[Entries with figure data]
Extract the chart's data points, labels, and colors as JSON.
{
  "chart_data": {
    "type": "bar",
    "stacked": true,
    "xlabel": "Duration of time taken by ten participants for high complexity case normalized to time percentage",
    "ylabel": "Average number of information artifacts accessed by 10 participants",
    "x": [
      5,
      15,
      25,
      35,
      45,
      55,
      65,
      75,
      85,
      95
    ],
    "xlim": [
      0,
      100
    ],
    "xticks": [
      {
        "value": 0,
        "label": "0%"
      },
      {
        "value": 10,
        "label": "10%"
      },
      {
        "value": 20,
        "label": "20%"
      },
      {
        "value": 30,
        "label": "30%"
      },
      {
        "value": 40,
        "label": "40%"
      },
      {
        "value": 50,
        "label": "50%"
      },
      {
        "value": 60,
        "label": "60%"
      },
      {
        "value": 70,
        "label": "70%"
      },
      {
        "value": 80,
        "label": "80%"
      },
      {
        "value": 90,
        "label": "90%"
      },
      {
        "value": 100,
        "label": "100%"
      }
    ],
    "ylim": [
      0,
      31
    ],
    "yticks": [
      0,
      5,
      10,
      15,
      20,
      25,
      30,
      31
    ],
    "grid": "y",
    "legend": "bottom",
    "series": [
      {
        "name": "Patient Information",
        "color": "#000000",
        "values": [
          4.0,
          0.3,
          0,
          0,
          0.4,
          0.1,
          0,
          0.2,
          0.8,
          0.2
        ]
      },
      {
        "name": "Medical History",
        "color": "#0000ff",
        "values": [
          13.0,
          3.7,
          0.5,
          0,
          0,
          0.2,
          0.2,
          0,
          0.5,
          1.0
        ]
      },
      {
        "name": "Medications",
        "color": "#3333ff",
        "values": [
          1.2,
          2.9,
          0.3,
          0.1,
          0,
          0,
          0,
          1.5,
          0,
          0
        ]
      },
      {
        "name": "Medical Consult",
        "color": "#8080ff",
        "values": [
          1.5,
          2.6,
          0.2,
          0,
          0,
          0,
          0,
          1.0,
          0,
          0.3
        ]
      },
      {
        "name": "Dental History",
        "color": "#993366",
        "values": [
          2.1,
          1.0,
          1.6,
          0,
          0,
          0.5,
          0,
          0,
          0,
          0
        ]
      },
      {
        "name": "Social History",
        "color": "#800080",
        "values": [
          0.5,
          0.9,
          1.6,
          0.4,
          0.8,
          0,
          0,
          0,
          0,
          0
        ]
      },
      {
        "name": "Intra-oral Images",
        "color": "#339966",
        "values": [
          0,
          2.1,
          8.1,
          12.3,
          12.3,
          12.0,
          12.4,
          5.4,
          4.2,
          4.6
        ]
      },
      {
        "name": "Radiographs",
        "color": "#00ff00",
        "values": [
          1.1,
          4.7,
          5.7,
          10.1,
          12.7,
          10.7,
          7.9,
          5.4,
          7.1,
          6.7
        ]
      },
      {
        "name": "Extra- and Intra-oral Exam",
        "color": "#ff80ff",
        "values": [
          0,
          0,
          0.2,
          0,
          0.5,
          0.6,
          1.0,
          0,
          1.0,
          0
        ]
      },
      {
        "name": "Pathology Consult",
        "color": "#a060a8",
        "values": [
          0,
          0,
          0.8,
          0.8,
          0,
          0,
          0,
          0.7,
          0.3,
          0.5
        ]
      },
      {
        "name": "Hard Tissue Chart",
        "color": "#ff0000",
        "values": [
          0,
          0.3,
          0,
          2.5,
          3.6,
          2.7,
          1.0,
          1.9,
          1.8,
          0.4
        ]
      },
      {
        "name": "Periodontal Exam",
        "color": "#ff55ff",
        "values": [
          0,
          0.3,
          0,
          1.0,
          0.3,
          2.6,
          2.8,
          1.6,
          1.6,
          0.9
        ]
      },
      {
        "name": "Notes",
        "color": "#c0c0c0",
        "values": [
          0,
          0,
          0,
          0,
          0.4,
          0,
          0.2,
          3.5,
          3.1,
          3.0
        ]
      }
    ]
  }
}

What you should do: Write out the entries above once more, without altering anything.

Output for this exercise:
Extract the chart's data points, labels, and colors as JSON.
{
  "chart_data": {
    "type": "bar",
    "stacked": true,
    "xlabel": "Duration of time taken by ten participants for high complexity case normalized to time percentage",
    "ylabel": "Average number of information artifacts accessed by 10 participants",
    "x": [
      5,
      15,
      25,
      35,
      45,
      55,
      65,
      75,
      85,
      95
    ],
    "xlim": [
      0,
      100
    ],
    "xticks": [
      {
        "value": 0,
        "label": "0%"
      },
      {
        "value": 10,
        "label": "10%"
      },
      {
        "value": 20,
        "label": "20%"
      },
      {
        "value": 30,
        "label": "30%"
      },
      {
        "value": 40,
        "label": "40%"
      },
      {
        "value": 50,
        "label": "50%"
      },
      {
        "value": 60,
        "label": "60%"
      },
      {
        "value": 70,
        "label": "70%"
      },
      {
        "value": 80,
        "label": "80%"
      },
      {
        "value": 90,
        "label": "90%"
      },
      {
        "value": 100,
        "label": "100%"
      }
    ],
    "ylim": [
      0,
      31
    ],
    "yticks": [
      0,
      5,
      10,
      15,
      20,
      25,
      30,
      31
    ],
    "grid": "y",
    "legend": "bottom",
    "series": [
      {
        "name": "Patient Information",
        "color": "#000000",
        "values": [
          4.0,
          0.3,
          0,
          0,
          0.4,
          0.1,
          0,
          0.2,
          0.8,
          0.2
        ]
      },
      {
        "name": "Medical History",
        "color": "#0000ff",
        "values": [
          13.0,
          3.7,
          0.5,
          0,
          0,
          0.2,
          0.2,
          0,
          0.5,
          1.0
        ]
      },
      {
        "name": "Medications",
        "color": "#3333ff",
        "values": [
          1.2,
          2.9,
          0.3,
          0.1,
          0,
          0,
          0,
          1.5,
          0,
          0
        ]
      },
      {
        "name": "Medical Consult",
        "color": "#8080ff",
        "values": [
          1.5,
          2.6,
          0.2,
          0,
          0,
          0,
          0,
          1.0,
          0,
          0.3
        ]
      },
      {
        "name": "Dental History",
        "color": "#993366",
        "values": [
          2.1,
          1.0,
          1.6,
          0,
          0,
          0.5,
          0,
          0,
          0,
          0
        ]
      },
      {
        "name": "Social History",
        "color": "#800080",
        "values": [
          0.5,
          0.9,
          1.6,
          0.4,
          0.8,
          0,
          0,
          0,
          0,
          0
        ]
      },
      {
        "name": "Intra-oral Images",
        "color": "#339966",
        "values": [
          0,
          2.1,
          8.1,
          12.3,
          12.3,
          12.0,
          12.4,
          5.4,
          4.2,
          4.6
        ]
      },
      {
        "name": "Radiographs",
        "color": "#00ff00",
        "values": [
          1.1,
          4.7,
          5.7,
          10.1,
          12.7,
          10.7,
          7.9,
          5.4,
          7.1,
          6.7
        ]
      },
      {
        "name": "Extra- and Intra-oral Exam",
        "color": "#ff80ff",
        "values": [
          0,
          0,
          0.2,
          0,
          0.5,
          0.6,
          1.0,
          0,
          1.0,
          0
        ]
      },
      {
        "name": "Pathology Consult",
        "color": "#a060a8",
        "values": [
          0,
          0,
          0.8,
          0.8,
          0,
          0,
          0,
          0.7,
          0.3,
          0.5
        ]
      },
      {
        "name": "Hard Tissue Chart",
        "color": "#ff0000",
        "values": [
          0,
          0.3,
          0,
          2.5,
          3.6,
          2.7,
          1.0,
          1.9,
          1.8,
          0.4
        ]
      },
      {
        "name": "Periodontal Exam",
        "color": "#ff55ff",
        "values": [
          0,
          0.3,
          0,
          1.0,
          0.3,
          2.6,
          2.8,
          1.6,
          1.6,
          0.9
        ]
      },
      {
        "name": "Notes",
        "color": "#c0c0c0",
        "values": [
          0,
          0,
          0,
          0,
          0.4,
          0,
          0.2,
          3.5,
          3.1,
          3.0
        ]
      }
    ]
  }
}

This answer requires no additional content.